## Start THE RECORDS

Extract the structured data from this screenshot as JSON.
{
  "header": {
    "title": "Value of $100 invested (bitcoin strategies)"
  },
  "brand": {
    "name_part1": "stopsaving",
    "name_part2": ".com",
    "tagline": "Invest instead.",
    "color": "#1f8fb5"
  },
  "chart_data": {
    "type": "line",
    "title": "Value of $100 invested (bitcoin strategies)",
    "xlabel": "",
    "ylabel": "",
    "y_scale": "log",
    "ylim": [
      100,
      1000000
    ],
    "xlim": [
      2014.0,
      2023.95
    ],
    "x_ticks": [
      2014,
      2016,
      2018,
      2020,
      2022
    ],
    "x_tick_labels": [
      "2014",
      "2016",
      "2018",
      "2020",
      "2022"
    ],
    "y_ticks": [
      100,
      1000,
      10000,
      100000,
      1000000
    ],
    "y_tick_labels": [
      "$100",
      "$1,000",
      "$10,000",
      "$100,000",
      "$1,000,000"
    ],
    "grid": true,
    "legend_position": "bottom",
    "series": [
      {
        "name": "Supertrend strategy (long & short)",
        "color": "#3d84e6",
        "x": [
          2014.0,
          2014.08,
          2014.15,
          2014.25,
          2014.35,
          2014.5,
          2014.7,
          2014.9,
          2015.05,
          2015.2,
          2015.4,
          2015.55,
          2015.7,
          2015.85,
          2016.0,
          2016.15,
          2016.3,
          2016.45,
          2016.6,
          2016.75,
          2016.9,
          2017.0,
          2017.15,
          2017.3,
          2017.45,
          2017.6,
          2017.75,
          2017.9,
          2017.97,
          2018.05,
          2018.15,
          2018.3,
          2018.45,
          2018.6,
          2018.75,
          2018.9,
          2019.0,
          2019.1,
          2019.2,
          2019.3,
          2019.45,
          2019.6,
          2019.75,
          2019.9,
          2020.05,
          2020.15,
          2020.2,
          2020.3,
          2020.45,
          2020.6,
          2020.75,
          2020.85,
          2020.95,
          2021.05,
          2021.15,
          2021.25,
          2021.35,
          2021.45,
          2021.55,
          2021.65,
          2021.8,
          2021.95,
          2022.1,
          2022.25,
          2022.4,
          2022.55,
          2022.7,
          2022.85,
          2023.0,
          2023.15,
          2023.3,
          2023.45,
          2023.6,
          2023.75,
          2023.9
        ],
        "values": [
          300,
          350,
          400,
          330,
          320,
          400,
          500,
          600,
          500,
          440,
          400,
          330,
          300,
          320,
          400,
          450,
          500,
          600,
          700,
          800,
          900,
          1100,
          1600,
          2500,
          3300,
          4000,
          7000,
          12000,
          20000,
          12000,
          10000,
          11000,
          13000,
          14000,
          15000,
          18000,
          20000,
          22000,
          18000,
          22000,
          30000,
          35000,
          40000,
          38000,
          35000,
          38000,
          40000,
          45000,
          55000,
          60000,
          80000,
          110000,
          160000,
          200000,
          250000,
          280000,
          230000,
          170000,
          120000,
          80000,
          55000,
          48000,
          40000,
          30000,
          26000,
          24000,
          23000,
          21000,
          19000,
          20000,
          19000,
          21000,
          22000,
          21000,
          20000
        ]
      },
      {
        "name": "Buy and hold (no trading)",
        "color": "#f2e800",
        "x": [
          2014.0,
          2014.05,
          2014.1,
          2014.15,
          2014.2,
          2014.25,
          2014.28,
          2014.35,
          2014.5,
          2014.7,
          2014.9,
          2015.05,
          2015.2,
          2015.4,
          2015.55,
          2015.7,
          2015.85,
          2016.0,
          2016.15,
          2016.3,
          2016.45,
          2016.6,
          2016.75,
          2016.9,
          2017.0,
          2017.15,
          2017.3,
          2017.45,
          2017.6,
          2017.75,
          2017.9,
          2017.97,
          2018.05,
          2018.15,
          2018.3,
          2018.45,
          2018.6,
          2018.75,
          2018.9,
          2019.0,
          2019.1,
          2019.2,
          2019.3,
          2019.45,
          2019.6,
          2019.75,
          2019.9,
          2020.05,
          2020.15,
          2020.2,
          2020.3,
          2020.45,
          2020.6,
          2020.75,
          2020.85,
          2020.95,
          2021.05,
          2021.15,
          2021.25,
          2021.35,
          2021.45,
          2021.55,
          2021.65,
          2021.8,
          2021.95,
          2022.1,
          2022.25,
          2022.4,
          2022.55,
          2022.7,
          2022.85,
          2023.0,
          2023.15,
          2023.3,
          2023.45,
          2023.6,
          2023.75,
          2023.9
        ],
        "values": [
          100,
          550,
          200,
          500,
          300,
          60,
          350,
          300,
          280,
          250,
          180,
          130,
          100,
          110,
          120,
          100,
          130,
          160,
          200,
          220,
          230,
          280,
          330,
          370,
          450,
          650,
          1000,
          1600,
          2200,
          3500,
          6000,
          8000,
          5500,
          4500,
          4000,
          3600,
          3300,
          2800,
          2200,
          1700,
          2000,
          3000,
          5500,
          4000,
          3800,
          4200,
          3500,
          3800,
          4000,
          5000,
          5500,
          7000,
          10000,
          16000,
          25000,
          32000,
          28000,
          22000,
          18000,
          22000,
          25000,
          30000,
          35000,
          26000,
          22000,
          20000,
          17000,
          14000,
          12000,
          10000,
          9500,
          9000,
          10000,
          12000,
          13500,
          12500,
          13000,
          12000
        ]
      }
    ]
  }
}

## End THE RECORDS

■ WHAT IS EXPECTED
Return all of the entries exactly as they were supplied.

■ ANSWER FOR THIS EXERCISE
Extract the structured data from this screenshot as JSON.
{
  "header": {
    "title": "Value of $100 invested (bitcoin strategies)"
  },
  "brand": {
    "name_part1": "stopsaving",
    "name_part2": ".com",
    "tagline": "Invest instead.",
    "color": "#1f8fb5"
  },
  "chart_data": {
    "type": "line",
    "title": "Value of $100 invested (bitcoin strategies)",
    "xlabel": "",
    "ylabel": "",
    "y_scale": "log",
    "ylim": [
      100,
      1000000
    ],
    "xlim": [
      2014.0,
      2023.95
    ],
    "x_ticks": [
      2014,
      2016,
      2018,
      2020,
      2022
    ],
    "x_tick_labels": [
      "2014",
      "2016",
      "2018",
      "2020",
      "2022"
    ],
    "y_ticks": [
      100,
      1000,
      10000,
      100000,
      1000000
    ],
    "y_tick_labels": [
      "$100",
      "$1,000",
      "$10,000",
      "$100,000",
      "$1,000,000"
    ],
    "grid": true,
    "legend_position": "bottom",
    "series": [
      {
        "name": "Supertrend strategy (long & short)",
        "color": "#3d84e6",
        "x": [
          2014.0,
          2014.08,
          2014.15,
          2014.25,
          2014.35,
          2014.5,
          2014.7,
          2014.9,
          2015.05,
          2015.2,
          2015.4,
          2015.55,
          2015.7,
          2015.85,
          2016.0,
          2016.15,
          2016.3,
          2016.45,
          2016.6,
          2016.75,
          2016.9,
          2017.0,
          2017.15,
          2017.3,
          2017.45,
          2017.6,
          2017.75,
          2017.9,
          2017.97,
          2018.05,
          2018.15,
          2018.3,
          2018.45,
          2018.6,
          2018.75,
          2018.9,
          2019.0,
          2019.1,
          2019.2,
          2019.3,
          2019.45,
          2019.6,
          2019.75,
          2019.9,
          2020.05,
          2020.15,
          2020.2,
          2020.3,
          2020.45,
          2020.6,
          2020.75,
          2020.85,
          2020.95,
          2021.05,
          2021.15,
          2021.25,
          2021.35,
          2021.45,
          2021.55,
          2021.65,
          2021.8,
          2021.95,
          2022.1,
          2022.25,
          2022.4,
          2022.55,
          2022.7,
          2022.85,
          2023.0,
          2023.15,
          2023.3,
          2023.45,
          2023.6,
          2023.75,
          2023.9
        ],
        "values": [
          300,
          350,
          400,
          330,
          320,
          400,
          500,
          600,
          500,
          440,
          400,
          330,
          300,
          320,
          400,
          450,
          500,
          600,
          700,
          800,
          900,
          1100,
          1600,
          2500,
          3300,
          4000,
          7000,
          12000,
          20000,
          12000,
          10000,
          11000,
          13000,
          14000,
          15000,
          18000,
          20000,
          22000,
          18000,
          22000,
          30000,
          35000,
          40000,
          38000,
          35000,
          38000,
          40000,
          45000,
          55000,
          60000,
          80000,
          110000,
          160000,
          200000,
          250000,
          280000,
          230000,
          170000,
          120000,
          80000,
          55000,
          48000,
          40000,
          30000,
          26000,
          24000,
          23000,
          21000,
          19000,
          20000,
          19000,
          21000,
          22000,
          21000,
          20000
        ]
      },
      {
        "name": "Buy and hold (no trading)",
        "color": "#f2e800",
        "x": [
          2014.0,
          2014.05,
          2014.1,
          2014.15,
          2014.2,
          2014.25,
          2014.28,
          2014.35,
          2014.5,
          2014.7,
          2014.9,
          2015.05,
          2015.2,
          2015.4,
          2015.55,
          2015.7,
          2015.85,
          2016.0,
          2016.15,
          2016.3,
          2016.45,
          2016.6,
          2016.75,
          2016.9,
          2017.0,
          2017.15,
          2017.3,
          2017.45,
          2017.6,
          2017.75,
          2017.9,
          2017.97,
          2018.05,
          2018.15,
          2018.3,
          2018.45,
          2018.6,
          2018.75,
          2018.9,
          2019.0,
          2019.1,
          2019.2,
          2019.3,
          2019.45,
          2019.6,
          2019.75,
          2019.9,
          2020.05,
          2020.15,
          2020.2,
          2020.3,
          2020.45,
          2020.6,
          2020.75,
          2020.85,
          2020.95,
          2021.05,
          2021.15,
          2021.25,
          2021.35,
          2021.45,
          2021.55,
          2021.65,
          2021.8,
          2021.95,
          2022.1,
          2022.25,
          2022.4,
          2022.55,
          2022.7,
          2022.85,
          2023.0,
          2023.15,
          2023.3,
          2023.45,
          2023.6,
          2023.75,
          2023.9
        ],
        "values": [
          100,
          550,
          200,
          500,
          300,
          60,
          350,
          300,
          280,
          250,
          180,
          130,
          100,
          110,
          120,
          100,
          130,
          160,
          200,
          220,
          230,
          280,
          330,
          370,
          450,
          650,
          1000,
          1600,
          2200,
          3500,
          6000,
          8000,
          5500,
          4500,
          4000,
          3600,
          3300,
          2800,
          2200,
          1700,
          2000,
          3000,
          5500,
          4000,
          3800,
          4200,
          3500,
          3800,
          4000,
          5000,
          5500,
          7000,
          10000,
          16000,
          25000,
          32000,
          28000,
          22000,
          18000,
          22000,
          25000,
          30000,
          35000,
          26000,
          22000,
          20000,
          17000,
          14000,
          12000,
          10000,
          9500,
          9000,
          10000,
          12000,
          13500,
          12500,
          13000,
          12000
        ]
      }
    ]
  }
}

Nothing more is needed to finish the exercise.